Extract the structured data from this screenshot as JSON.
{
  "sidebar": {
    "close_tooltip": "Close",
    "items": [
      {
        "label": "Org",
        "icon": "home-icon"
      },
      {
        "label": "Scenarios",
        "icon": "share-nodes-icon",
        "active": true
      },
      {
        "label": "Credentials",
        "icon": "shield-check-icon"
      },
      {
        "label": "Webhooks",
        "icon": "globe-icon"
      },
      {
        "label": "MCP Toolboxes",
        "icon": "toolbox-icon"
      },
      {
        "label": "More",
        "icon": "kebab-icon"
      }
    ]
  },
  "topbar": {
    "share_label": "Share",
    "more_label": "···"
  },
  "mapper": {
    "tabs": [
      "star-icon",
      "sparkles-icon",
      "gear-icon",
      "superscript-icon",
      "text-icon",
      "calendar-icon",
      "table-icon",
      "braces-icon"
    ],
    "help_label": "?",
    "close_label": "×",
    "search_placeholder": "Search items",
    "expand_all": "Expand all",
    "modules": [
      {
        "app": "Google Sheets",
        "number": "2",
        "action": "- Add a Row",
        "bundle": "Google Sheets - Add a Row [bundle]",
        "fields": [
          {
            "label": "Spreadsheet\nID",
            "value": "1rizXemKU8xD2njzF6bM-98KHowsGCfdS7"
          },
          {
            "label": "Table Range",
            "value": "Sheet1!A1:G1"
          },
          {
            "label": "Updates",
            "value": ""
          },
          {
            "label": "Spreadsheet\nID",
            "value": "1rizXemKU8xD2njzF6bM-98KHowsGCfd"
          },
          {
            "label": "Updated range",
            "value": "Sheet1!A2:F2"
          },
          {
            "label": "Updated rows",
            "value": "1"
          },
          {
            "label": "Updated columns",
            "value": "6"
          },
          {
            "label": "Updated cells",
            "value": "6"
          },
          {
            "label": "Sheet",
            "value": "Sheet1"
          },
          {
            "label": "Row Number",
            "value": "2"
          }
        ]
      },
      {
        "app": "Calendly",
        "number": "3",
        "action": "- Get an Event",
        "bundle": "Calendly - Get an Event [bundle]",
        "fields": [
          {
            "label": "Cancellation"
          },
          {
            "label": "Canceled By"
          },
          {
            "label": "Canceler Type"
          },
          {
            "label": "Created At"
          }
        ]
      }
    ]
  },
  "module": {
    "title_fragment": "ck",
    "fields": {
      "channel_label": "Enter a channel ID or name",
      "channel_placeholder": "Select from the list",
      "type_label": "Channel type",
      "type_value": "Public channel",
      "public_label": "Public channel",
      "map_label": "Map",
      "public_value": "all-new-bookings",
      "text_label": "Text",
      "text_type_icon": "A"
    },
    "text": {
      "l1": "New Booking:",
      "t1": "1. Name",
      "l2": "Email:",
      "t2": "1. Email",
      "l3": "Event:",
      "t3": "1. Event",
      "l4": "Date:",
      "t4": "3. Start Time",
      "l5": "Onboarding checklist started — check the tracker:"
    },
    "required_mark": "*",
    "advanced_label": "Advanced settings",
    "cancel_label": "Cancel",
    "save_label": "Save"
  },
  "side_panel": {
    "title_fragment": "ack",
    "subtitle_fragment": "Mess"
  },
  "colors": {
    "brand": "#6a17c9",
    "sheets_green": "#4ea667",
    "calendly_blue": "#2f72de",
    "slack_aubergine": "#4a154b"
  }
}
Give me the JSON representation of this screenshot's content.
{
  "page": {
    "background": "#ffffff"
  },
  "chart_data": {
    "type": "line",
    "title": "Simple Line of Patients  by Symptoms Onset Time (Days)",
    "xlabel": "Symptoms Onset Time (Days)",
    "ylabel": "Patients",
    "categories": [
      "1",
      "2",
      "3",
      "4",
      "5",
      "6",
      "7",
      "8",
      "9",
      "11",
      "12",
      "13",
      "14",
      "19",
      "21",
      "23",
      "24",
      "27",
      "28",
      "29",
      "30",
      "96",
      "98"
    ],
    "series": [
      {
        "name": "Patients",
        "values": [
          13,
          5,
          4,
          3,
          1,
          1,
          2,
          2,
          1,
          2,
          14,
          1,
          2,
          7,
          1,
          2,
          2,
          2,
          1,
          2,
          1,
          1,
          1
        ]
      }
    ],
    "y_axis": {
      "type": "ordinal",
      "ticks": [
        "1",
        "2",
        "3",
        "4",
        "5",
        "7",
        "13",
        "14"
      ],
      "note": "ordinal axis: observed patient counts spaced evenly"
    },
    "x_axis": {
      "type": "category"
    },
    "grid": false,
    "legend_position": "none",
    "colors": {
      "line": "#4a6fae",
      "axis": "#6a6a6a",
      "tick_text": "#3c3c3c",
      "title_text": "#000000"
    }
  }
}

──────────

» Goal of the exercise:
Please set down the full listing above, word for word.

» Result below:
Extract the structured data from this screenshot as JSON.
{
  "sidebar": {
    "close_tooltip": "Close",
    "items": [
      {
        "label": "Org",
        "icon": "home-icon"
      },
      {
        "label": "Scenarios",
        "icon": "share-nodes-icon",
        "active": true
      },
      {
        "label": "Credentials",
        "icon": "shield-check-icon"
      },
      {
        "label": "Webhooks",
        "icon": "globe-icon"
      },
      {
        "label": "MCP Toolboxes",
        "icon": "toolbox-icon"
      },
      {
        "label": "More",
        "icon": "kebab-icon"
      }
    ]
  },
  "topbar": {
    "share_label": "Share",
    "more_label": "···"
  },
  "mapper": {
    "tabs": [
      "star-icon",
      "sparkles-icon",
      "gear-icon",
      "superscript-icon",
      "text-icon",
      "calendar-icon",
      "table-icon",
      "braces-icon"
    ],
    "help_label": "?",
    "close_label": "×",
    "search_placeholder": "Search items",
    "expand_all": "Expand all",
    "modules": [
      {
        "app": "Google Sheets",
        "number": "2",
        "action": "- Add a Row",
        "bundle": "Google Sheets - Add a Row [bundle]",
        "fields": [
          {
            "label": "Spreadsheet\nID",
            "value": "1rizXemKU8xD2njzF6bM-98KHowsGCfdS7"
          },
          {
            "label": "Table Range",
            "value": "Sheet1!A1:G1"
          },
          {
            "label": "Updates",
            "value": ""
          },
          {
            "label": "Spreadsheet\nID",
            "value": "1rizXemKU8xD2njzF6bM-98KHowsGCfd"
          },
          {
            "label": "Updated range",
            "value": "Sheet1!A2:F2"
          },
          {
            "label": "Updated rows",
            "value": "1"
          },
          {
            "label": "Updated columns",
            "value": "6"
          },
          {
            "label": "Updated cells",
            "value": "6"
          },
          {
            "label": "Sheet",
            "value": "Sheet1"
          },
          {
            "label": "Row Number",
            "value": "2"
          }
        ]
      },
      {
        "app": "Calendly",
        "number": "3",
        "action": "- Get an Event",
        "bundle": "Calendly - Get an Event [bundle]",
        "fields": [
          {
            "label": "Cancellation"
          },
          {
            "label": "Canceled By"
          },
          {
            "label": "Canceler Type"
          },
          {
            "label": "Created At"
          }
        ]
      }
    ]
  },
  "module": {
    "title_fragment": "ck",
    "fields": {
      "channel_label": "Enter a channel ID or name",
      "channel_placeholder": "Select from the list",
      "type_label": "Channel type",
      "type_value": "Public channel",
      "public_label": "Public channel",
      "map_label": "Map",
      "public_value": "all-new-bookings",
      "text_label": "Text",
      "text_type_icon": "A"
    },
    "text": {
      "l1": "New Booking:",
      "t1": "1. Name",
      "l2": "Email:",
      "t2": "1. Email",
      "l3": "Event:",
      "t3": "1. Event",
      "l4": "Date:",
      "t4": "3. Start Time",
      "l5": "Onboarding checklist started — check the tracker:"
    },
    "required_mark": "*",
    "advanced_label": "Advanced settings",
    "cancel_label": "Cancel",
    "save_label": "Save"
  },
  "side_panel": {
    "title_fragment": "ack",
    "subtitle_fragment": "Mess"
  },
  "colors": {
    "brand": "#6a17c9",
    "sheets_green": "#4ea667",
    "calendly_blue": "#2f72de",
    "slack_aubergine": "#4a154b"
  }
}
Give me the JSON representation of this screenshot's content.
{
  "page": {
    "background": "#ffffff"
  },
  "chart_data": {
    "type": "line",
    "title": "Simple Line of Patients  by Symptoms Onset Time (Days)",
    "xlabel": "Symptoms Onset Time (Days)",
    "ylabel": "Patients",
    "categories": [
      "1",
      "2",
      "3",
      "4",
      "5",
      "6",
      "7",
      "8",
      "9",
      "11",
      "12",
      "13",
      "14",
      "19",
      "21",
      "23",
      "24",
      "27",
      "28",
      "29",
      "30",
      "96",
      "98"
    ],
    "series": [
      {
        "name": "Patients",
        "values": [
          13,
          5,
          4,
          3,
          1,
          1,
          2,
          2,
          1,
          2,
          14,
          1,
          2,
          7,
          1,
          2,
          2,
          2,
          1,
          2,
          1,
          1,
          1
        ]
      }
    ],
    "y_axis": {
      "type": "ordinal",
      "ticks": [
        "1",
        "2",
        "3",
        "4",
        "5",
        "7",
        "13",
        "14"
      ],
      "note": "ordinal axis: observed patient counts spaced evenly"
    },
    "x_axis": {
      "type": "category"
    },
    "grid": false,
    "legend_position": "none",
    "colors": {
      "line": "#4a6fae",
      "axis": "#6a6a6a",
      "tick_text": "#3c3c3c",
      "title_text": "#000000"
    }
  }
}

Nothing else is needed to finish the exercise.